* **Input for this task**

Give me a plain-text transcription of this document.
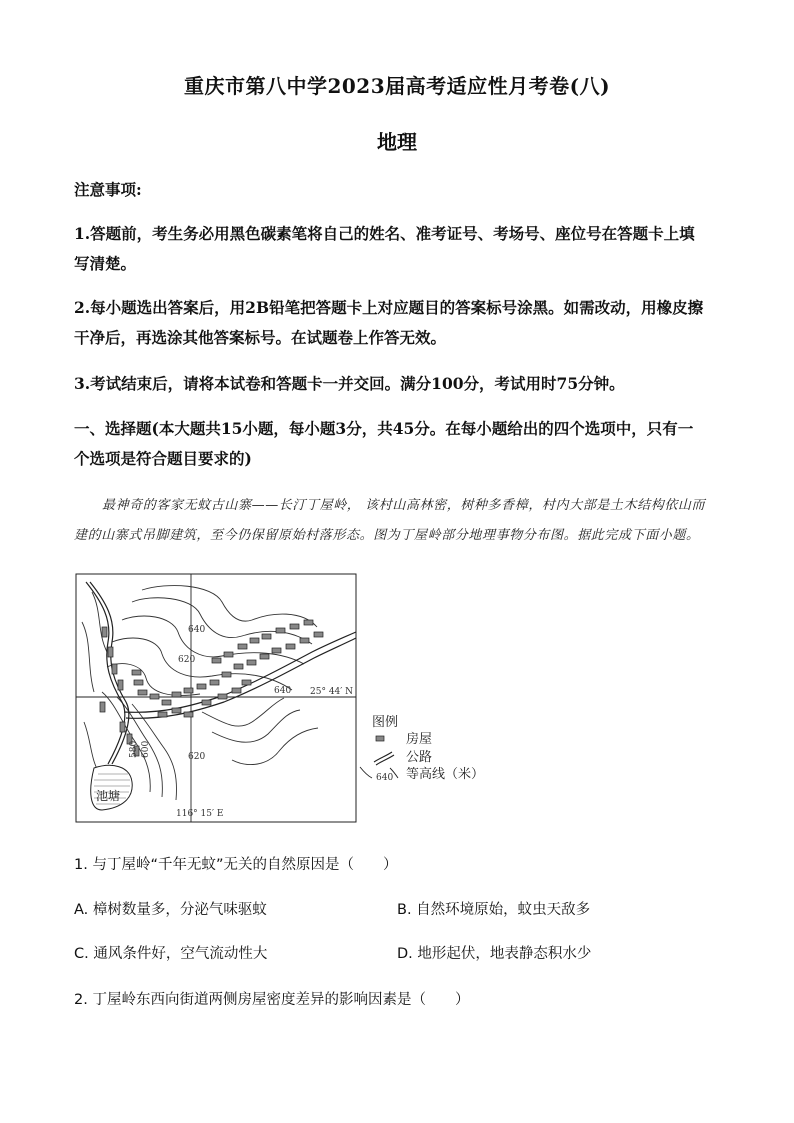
重庆市第八中学2023届高考适应性月考卷(八)
地理
注意事项:
1.答题前，考生务必用黑色碳素笔将自己的姓名、准考证号、考场号、座位号在答题卡上填
写清楚。
2.每小题选出答案后，用2B铅笔把答题卡上对应题目的答案标号涂黑。如需改动，用橡皮擦
干净后，再选涂其他答案标号。在试题卷上作答无效。
3.考试结束后，请将本试卷和答题卡一并交回。满分100分，考试用时75分钟。
一、选择题(本大题共15小题，每小题3分，共45分。在每小题给出的四个选项中，只有一
个选项是符合题目要求的)
最神奇的客家无蚊古山寨——长汀丁屋岭， 该村山高林密，树种多香樟，村内大部是土木结构依山而
建的山寨式吊脚建筑，至今仍保留原始村落形态。图为丁屋岭部分地理事物分布图。据此完成下面小题。
640
620
640
620
580 600
25° 44′ N
116° 15′ E
池塘
图例
房屋
公路
640 等高线（米）
1. 与丁屋岭“千年无蚊”无关的自然原因是（　　）
A. 樟树数量多，分泌气味驱蚊	B. 自然环境原始，蚊虫天敌多
C. 通风条件好，空气流动性大	D. 地形起伏，地表静态积水少
2. 丁屋岭东西向街道两侧房屋密度差异的影响因素是（　　）
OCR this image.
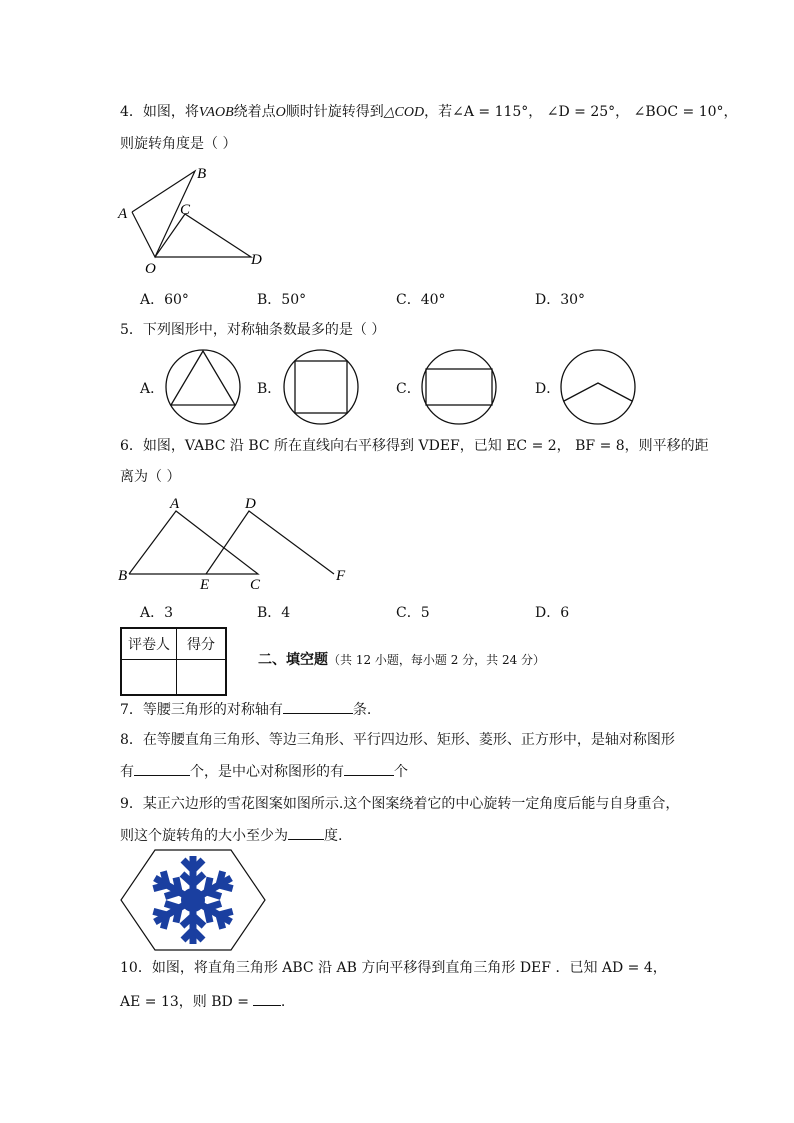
4．如图，将VAOB绕着点O顺时针旋转得到△COD，若∠A = 115°， ∠D = 25°， ∠BOC = 10°，
则旋转角度是（ ）
A
B
C
D
O
A．60°	B．50°	C．40°	D．30°
5．下列图形中，对称轴条数最多的是（ ）
A．	B．	C．	D．
6．如图，VABC 沿 BC 所在直线向右平移得到 VDEF，已知 EC = 2， BF = 8，则平移的距
离为（ ）
A
B
C
D
E
F
A．3	B．4	C．5	D．6
评卷人	得分

二、填空题（共 12 小题，每小题 2 分，共 24 分）
7．等腰三角形的对称轴有	条.
8．在等腰直角三角形、等边三角形、平行四边形、矩形、菱形、正方形中，是轴对称图形
有	个，是中心对称图形的有	个
9．某正六边形的雪花图案如图所示.这个图案绕着它的中心旋转一定角度后能与自身重合，
则这个旋转角的大小至少为	度.
10．如图，将直角三角形 ABC 沿 AB 方向平移得到直角三角形 DEF ．已知 AD = 4，
AE = 13，则 BD = .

* **Exercise**
Each line in the records above should be reproduced exactly; images are not copied.

* **The reply**
Give me a plain-text transcription of this document.
重庆市第八中学2023届高考适应性月考卷(八)
地理
注意事项:
1.答题前，考生务必用黑色碳素笔将自己的姓名、准考证号、考场号、座位号在答题卡上填
写清楚。
2.每小题选出答案后，用2B铅笔把答题卡上对应题目的答案标号涂黑。如需改动，用橡皮擦
干净后，再选涂其他答案标号。在试题卷上作答无效。
3.考试结束后，请将本试卷和答题卡一并交回。满分100分，考试用时75分钟。
一、选择题(本大题共15小题，每小题3分，共45分。在每小题给出的四个选项中，只有一
个选项是符合题目要求的)
最神奇的客家无蚊古山寨——长汀丁屋岭， 该村山高林密，树种多香樟，村内大部是土木结构依山而
建的山寨式吊脚建筑，至今仍保留原始村落形态。图为丁屋岭部分地理事物分布图。据此完成下面小题。
640
620
640
620
580 600
25° 44′ N
116° 15′ E
池塘
图例
房屋
公路
640 等高线（米）
1. 与丁屋岭“千年无蚊”无关的自然原因是（　　）
A. 樟树数量多，分泌气味驱蚊	B. 自然环境原始，蚊虫天敌多
C. 通风条件好，空气流动性大	D. 地形起伏，地表静态积水少
2. 丁屋岭东西向街道两侧房屋密度差异的影响因素是（　　）
OCR this image.
4．如图，将VAOB绕着点O顺时针旋转得到△COD，若∠A = 115°， ∠D = 25°， ∠BOC = 10°，
则旋转角度是（ ）
A
B
C
D
O
A．60°	B．50°	C．40°	D．30°
5．下列图形中，对称轴条数最多的是（ ）
A．	B．	C．	D．
6．如图，VABC 沿 BC 所在直线向右平移得到 VDEF，已知 EC = 2， BF = 8，则平移的距
离为（ ）
A
B
C
D
E
F
A．3	B．4	C．5	D．6
评卷人	得分

二、填空题（共 12 小题，每小题 2 分，共 24 分）
7．等腰三角形的对称轴有	条.
8．在等腰直角三角形、等边三角形、平行四边形、矩形、菱形、正方形中，是轴对称图形
有	个，是中心对称图形的有	个
9．某正六边形的雪花图案如图所示.这个图案绕着它的中心旋转一定角度后能与自身重合，
则这个旋转角的大小至少为	度.
10．如图，将直角三角形 ABC 沿 AB 方向平移得到直角三角形 DEF ．已知 AD = 4，
AE = 13，则 BD = .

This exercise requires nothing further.